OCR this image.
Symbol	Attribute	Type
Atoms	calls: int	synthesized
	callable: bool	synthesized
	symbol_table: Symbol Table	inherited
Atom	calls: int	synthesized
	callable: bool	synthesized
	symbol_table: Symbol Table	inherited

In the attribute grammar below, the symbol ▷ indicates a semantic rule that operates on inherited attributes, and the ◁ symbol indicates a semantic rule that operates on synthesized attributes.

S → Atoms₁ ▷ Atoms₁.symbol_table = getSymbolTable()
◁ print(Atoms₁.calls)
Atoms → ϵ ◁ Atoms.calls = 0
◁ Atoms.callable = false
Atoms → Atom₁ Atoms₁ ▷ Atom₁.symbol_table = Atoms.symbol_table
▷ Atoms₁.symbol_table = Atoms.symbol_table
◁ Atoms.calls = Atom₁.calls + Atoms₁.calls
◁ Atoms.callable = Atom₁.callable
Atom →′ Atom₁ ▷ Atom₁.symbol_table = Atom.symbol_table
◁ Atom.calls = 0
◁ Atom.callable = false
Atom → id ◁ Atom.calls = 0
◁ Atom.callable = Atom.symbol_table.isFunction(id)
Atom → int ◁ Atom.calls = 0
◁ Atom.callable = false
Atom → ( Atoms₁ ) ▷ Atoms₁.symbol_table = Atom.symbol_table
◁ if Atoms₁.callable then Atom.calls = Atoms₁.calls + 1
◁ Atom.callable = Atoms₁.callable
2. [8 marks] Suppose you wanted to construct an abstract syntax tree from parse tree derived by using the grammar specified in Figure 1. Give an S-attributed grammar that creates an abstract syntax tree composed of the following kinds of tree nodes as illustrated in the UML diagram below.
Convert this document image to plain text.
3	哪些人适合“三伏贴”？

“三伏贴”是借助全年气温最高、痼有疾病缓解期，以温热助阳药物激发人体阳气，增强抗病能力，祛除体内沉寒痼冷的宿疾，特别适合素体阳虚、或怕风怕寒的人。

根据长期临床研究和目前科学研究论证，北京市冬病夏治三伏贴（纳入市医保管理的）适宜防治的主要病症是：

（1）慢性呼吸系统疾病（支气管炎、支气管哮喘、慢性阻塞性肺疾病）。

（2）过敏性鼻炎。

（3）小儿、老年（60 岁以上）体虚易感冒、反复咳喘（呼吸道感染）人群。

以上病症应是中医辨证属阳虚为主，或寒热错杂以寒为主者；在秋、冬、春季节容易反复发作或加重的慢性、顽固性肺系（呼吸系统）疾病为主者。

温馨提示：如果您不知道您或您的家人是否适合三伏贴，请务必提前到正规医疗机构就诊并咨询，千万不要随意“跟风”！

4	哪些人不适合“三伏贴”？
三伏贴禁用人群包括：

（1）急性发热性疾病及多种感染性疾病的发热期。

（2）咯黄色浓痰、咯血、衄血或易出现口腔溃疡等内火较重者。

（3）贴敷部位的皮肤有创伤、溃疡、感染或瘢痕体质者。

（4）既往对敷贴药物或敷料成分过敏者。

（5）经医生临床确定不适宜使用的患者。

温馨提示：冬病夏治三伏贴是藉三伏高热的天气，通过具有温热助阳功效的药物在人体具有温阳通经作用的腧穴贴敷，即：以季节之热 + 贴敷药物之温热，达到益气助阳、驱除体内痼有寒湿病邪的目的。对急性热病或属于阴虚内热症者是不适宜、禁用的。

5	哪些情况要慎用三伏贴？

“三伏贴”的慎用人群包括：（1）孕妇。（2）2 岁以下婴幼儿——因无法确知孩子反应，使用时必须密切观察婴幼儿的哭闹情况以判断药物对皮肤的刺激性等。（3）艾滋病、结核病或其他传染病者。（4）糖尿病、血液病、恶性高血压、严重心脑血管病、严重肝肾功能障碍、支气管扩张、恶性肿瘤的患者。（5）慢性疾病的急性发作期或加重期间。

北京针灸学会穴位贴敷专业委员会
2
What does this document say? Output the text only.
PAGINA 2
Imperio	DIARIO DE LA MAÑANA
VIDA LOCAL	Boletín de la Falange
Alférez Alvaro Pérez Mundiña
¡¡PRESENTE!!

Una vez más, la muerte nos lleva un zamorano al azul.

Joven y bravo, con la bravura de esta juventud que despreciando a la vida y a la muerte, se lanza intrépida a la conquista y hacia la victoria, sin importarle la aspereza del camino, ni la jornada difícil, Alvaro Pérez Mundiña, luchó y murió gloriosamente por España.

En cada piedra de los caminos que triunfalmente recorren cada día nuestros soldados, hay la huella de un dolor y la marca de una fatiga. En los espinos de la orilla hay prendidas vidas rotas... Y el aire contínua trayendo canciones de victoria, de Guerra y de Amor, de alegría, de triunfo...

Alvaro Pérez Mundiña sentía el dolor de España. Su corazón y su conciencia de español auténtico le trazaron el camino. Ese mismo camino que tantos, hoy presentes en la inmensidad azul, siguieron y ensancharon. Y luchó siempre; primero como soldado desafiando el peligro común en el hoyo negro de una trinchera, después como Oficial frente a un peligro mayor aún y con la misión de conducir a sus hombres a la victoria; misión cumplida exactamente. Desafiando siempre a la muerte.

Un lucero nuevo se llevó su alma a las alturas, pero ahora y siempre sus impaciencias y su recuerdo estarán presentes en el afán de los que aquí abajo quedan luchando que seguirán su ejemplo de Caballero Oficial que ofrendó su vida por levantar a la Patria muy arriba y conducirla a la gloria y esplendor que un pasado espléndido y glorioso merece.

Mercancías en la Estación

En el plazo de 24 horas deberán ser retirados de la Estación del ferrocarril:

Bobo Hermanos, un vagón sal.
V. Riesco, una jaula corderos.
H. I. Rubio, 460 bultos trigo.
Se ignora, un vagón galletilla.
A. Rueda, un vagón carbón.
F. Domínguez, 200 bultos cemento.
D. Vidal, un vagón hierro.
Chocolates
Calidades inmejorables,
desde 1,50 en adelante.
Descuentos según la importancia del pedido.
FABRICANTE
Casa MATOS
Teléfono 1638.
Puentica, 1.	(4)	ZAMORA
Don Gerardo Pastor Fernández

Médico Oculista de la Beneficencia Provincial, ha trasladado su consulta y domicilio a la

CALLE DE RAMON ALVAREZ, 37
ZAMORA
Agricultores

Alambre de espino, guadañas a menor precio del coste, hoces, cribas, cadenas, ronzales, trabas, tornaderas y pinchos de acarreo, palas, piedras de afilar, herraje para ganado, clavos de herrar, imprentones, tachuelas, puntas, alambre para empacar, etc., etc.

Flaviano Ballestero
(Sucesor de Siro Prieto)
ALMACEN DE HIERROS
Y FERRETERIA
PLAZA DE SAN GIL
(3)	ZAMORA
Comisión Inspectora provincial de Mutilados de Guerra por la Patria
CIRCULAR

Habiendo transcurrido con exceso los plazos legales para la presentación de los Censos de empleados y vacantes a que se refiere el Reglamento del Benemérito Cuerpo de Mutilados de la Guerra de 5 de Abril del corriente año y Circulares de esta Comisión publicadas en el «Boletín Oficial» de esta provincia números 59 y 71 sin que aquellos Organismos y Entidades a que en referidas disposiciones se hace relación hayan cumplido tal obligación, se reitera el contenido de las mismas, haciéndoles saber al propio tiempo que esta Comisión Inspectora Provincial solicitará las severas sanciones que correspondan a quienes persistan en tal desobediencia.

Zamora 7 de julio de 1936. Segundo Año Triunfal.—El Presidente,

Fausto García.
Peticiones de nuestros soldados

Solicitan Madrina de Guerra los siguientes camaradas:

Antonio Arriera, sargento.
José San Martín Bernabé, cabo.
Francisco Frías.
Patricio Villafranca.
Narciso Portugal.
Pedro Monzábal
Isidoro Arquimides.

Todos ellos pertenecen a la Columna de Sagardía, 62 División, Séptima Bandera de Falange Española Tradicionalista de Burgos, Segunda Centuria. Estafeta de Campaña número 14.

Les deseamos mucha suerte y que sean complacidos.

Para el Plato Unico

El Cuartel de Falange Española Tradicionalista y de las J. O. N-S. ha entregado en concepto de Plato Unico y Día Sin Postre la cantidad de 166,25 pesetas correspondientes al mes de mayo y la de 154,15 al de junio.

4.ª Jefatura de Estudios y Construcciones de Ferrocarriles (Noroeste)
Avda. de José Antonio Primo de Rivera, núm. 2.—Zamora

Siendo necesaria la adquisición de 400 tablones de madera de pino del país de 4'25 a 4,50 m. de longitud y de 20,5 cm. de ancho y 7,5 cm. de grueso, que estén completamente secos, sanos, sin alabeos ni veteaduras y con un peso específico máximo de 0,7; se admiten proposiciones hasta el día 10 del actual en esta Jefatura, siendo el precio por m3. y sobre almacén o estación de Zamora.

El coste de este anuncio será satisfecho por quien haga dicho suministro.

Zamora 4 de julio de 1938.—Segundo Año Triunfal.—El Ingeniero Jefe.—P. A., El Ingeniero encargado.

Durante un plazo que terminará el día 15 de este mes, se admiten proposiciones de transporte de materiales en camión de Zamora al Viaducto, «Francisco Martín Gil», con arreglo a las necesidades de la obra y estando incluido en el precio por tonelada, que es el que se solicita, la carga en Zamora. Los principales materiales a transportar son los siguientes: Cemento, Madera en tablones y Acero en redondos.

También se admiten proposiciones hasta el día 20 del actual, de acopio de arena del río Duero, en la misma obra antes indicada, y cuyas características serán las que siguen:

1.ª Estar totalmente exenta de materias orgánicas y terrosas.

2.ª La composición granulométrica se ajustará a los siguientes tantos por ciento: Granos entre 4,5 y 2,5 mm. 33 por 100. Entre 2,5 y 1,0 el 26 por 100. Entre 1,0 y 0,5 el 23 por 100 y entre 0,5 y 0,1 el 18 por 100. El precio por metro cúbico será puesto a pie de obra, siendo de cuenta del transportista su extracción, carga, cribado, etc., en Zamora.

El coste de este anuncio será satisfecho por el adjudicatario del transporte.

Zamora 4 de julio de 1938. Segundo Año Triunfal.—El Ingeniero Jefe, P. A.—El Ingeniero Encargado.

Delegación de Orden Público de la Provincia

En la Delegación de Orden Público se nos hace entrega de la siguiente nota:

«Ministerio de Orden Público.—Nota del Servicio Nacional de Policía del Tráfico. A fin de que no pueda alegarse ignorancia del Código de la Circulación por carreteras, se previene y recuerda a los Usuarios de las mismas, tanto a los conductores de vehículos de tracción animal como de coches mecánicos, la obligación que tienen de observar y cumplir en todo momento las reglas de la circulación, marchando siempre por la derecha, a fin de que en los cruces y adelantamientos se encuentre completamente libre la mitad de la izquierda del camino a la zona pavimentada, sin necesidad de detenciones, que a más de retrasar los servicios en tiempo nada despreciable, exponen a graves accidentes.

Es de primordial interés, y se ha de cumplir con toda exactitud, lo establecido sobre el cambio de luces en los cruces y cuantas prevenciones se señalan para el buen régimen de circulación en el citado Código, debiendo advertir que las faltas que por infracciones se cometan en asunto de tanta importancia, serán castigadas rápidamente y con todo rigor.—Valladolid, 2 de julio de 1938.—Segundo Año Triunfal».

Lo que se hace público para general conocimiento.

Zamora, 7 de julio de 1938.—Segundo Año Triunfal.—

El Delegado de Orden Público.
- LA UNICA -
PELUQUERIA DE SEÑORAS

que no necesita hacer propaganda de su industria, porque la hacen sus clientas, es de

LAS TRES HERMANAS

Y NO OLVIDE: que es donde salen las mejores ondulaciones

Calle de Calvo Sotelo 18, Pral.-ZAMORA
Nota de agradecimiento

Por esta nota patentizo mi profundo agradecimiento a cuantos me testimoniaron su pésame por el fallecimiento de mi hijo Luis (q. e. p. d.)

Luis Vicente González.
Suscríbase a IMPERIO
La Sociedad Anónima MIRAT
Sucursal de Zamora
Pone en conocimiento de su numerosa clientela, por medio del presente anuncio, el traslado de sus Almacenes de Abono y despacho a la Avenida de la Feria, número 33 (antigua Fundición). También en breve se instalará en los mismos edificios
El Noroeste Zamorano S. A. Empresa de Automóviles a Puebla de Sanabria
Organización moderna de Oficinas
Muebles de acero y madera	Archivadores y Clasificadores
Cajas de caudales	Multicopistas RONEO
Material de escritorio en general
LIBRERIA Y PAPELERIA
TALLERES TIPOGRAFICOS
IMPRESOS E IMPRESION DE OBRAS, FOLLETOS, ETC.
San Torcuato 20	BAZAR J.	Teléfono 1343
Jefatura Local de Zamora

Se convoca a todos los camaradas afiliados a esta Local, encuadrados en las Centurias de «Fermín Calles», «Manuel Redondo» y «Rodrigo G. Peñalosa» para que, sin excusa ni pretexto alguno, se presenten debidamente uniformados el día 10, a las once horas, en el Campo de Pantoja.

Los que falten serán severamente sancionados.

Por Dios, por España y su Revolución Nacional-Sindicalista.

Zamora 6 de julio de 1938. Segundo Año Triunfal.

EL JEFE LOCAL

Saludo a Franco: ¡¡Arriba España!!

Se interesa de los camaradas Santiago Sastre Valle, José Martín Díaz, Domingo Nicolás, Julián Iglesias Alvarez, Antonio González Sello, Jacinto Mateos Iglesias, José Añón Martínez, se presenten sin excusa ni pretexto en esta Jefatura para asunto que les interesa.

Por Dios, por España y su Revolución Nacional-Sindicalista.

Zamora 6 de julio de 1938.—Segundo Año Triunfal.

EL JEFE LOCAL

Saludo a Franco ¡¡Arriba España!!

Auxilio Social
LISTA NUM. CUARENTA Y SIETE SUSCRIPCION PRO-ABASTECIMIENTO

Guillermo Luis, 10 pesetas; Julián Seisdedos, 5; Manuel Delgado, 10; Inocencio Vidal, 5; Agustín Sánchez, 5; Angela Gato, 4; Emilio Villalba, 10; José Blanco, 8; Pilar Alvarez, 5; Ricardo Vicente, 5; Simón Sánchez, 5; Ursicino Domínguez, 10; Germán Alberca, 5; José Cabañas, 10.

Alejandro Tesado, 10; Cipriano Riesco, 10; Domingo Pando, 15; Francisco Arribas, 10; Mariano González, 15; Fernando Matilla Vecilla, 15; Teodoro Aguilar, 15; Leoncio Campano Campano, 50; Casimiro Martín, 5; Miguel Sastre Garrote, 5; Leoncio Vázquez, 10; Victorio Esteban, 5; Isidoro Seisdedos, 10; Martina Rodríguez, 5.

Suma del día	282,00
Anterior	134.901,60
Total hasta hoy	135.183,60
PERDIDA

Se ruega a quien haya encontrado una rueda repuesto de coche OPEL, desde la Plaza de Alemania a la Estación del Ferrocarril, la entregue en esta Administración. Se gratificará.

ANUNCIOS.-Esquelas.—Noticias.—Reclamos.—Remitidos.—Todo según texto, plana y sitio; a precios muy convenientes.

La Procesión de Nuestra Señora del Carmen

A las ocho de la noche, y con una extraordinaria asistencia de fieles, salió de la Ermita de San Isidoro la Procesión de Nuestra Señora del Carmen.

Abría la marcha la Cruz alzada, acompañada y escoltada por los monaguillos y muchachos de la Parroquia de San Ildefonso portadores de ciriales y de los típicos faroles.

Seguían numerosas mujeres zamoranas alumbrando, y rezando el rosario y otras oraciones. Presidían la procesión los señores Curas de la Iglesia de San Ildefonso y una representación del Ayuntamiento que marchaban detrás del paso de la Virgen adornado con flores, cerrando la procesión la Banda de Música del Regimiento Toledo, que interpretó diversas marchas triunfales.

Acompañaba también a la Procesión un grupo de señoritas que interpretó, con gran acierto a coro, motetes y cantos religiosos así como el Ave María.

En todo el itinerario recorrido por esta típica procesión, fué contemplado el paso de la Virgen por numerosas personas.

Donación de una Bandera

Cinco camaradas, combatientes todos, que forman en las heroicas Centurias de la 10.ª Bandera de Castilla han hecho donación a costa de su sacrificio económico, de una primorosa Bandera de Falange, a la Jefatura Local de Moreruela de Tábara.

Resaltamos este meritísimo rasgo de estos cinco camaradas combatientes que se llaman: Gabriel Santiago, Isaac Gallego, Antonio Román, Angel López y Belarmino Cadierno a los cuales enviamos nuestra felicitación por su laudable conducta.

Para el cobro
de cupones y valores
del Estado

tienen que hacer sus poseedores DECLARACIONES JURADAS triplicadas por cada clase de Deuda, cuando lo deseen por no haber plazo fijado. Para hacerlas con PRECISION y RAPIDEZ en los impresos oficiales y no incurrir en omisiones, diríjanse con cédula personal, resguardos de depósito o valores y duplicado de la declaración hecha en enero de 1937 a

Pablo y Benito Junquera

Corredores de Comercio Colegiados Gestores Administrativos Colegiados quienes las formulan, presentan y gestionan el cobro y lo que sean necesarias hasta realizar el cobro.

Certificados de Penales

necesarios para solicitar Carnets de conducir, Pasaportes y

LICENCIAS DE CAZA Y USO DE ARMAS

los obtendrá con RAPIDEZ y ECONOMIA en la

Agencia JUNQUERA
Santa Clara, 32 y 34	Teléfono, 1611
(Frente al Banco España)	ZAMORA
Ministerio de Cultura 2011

+---+

◆ **Stated task**
Look through the entries and find each line that has the string "sean". Copy those lines.

◆ **Result**
Les deseamos mucha suerte y que sean complacidos.
Corredores de Comercio Colegiados Gestores Administrativos Colegiados quienes las formulan, presentan y gestionan el cobro y lo que sean necesarias hasta realizar el cobro.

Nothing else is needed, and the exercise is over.